▶ THE PROBLEM
Every line of the records below should be restated exactly.

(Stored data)
§ §

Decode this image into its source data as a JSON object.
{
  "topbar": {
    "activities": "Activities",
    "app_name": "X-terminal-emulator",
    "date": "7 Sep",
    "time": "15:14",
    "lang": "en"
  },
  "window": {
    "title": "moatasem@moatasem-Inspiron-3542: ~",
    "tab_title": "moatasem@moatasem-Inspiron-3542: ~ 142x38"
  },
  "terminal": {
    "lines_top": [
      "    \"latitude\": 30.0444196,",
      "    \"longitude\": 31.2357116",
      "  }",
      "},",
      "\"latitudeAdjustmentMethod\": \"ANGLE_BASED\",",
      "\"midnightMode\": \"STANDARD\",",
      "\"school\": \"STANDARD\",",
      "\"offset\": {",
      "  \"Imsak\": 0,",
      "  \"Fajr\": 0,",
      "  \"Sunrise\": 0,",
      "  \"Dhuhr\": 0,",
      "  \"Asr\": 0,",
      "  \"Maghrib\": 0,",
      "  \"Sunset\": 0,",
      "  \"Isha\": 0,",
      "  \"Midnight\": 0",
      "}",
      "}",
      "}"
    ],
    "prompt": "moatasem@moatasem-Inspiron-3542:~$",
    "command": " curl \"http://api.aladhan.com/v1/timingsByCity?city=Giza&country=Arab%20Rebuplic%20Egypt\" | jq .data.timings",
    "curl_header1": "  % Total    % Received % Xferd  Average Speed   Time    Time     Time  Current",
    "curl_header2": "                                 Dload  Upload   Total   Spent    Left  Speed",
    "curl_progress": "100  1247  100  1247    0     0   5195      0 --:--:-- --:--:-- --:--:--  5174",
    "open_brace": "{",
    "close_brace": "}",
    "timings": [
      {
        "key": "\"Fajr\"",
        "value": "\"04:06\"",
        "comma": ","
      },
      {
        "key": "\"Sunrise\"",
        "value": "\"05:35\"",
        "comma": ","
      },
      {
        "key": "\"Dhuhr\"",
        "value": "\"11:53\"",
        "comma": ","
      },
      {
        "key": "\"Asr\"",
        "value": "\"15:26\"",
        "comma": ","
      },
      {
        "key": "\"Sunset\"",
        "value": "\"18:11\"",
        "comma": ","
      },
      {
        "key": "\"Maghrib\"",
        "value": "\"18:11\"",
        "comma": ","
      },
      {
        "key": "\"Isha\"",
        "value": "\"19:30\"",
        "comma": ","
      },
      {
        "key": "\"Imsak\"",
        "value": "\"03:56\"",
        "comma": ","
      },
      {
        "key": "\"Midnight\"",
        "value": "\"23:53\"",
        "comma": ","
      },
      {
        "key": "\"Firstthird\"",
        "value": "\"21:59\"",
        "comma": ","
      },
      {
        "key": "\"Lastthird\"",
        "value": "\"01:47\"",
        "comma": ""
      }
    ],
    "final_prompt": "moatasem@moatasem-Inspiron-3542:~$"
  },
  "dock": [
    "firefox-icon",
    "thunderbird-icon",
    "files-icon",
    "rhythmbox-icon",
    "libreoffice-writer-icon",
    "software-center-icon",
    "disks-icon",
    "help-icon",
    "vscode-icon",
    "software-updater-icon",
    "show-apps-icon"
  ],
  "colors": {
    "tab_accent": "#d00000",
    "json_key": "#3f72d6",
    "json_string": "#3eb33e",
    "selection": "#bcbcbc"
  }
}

§ §

▶ OUTPUT FOR THIS TASK
Decode this image into its source data as a JSON object.
{
  "topbar": {
    "activities": "Activities",
    "app_name": "X-terminal-emulator",
    "date": "7 Sep",
    "time": "15:14",
    "lang": "en"
  },
  "window": {
    "title": "moatasem@moatasem-Inspiron-3542: ~",
    "tab_title": "moatasem@moatasem-Inspiron-3542: ~ 142x38"
  },
  "terminal": {
    "lines_top": [
      "    \"latitude\": 30.0444196,",
      "    \"longitude\": 31.2357116",
      "  }",
      "},",
      "\"latitudeAdjustmentMethod\": \"ANGLE_BASED\",",
      "\"midnightMode\": \"STANDARD\",",
      "\"school\": \"STANDARD\",",
      "\"offset\": {",
      "  \"Imsak\": 0,",
      "  \"Fajr\": 0,",
      "  \"Sunrise\": 0,",
      "  \"Dhuhr\": 0,",
      "  \"Asr\": 0,",
      "  \"Maghrib\": 0,",
      "  \"Sunset\": 0,",
      "  \"Isha\": 0,",
      "  \"Midnight\": 0",
      "}",
      "}",
      "}"
    ],
    "prompt": "moatasem@moatasem-Inspiron-3542:~$",
    "command": " curl \"http://api.aladhan.com/v1/timingsByCity?city=Giza&country=Arab%20Rebuplic%20Egypt\" | jq .data.timings",
    "curl_header1": "  % Total    % Received % Xferd  Average Speed   Time    Time     Time  Current",
    "curl_header2": "                                 Dload  Upload   Total   Spent    Left  Speed",
    "curl_progress": "100  1247  100  1247    0     0   5195      0 --:--:-- --:--:-- --:--:--  5174",
    "open_brace": "{",
    "close_brace": "}",
    "timings": [
      {
        "key": "\"Fajr\"",
        "value": "\"04:06\"",
        "comma": ","
      },
      {
        "key": "\"Sunrise\"",
        "value": "\"05:35\"",
        "comma": ","
      },
      {
        "key": "\"Dhuhr\"",
        "value": "\"11:53\"",
        "comma": ","
      },
      {
        "key": "\"Asr\"",
        "value": "\"15:26\"",
        "comma": ","
      },
      {
        "key": "\"Sunset\"",
        "value": "\"18:11\"",
        "comma": ","
      },
      {
        "key": "\"Maghrib\"",
        "value": "\"18:11\"",
        "comma": ","
      },
      {
        "key": "\"Isha\"",
        "value": "\"19:30\"",
        "comma": ","
      },
      {
        "key": "\"Imsak\"",
        "value": "\"03:56\"",
        "comma": ","
      },
      {
        "key": "\"Midnight\"",
        "value": "\"23:53\"",
        "comma": ","
      },
      {
        "key": "\"Firstthird\"",
        "value": "\"21:59\"",
        "comma": ","
      },
      {
        "key": "\"Lastthird\"",
        "value": "\"01:47\"",
        "comma": ""
      }
    ],
    "final_prompt": "moatasem@moatasem-Inspiron-3542:~$"
  },
  "dock": [
    "firefox-icon",
    "thunderbird-icon",
    "files-icon",
    "rhythmbox-icon",
    "libreoffice-writer-icon",
    "software-center-icon",
    "disks-icon",
    "help-icon",
    "vscode-icon",
    "software-updater-icon",
    "show-apps-icon"
  ],
  "colors": {
    "tab_accent": "#d00000",
    "json_key": "#3f72d6",
    "json_string": "#3eb33e",
    "selection": "#bcbcbc"
  }
}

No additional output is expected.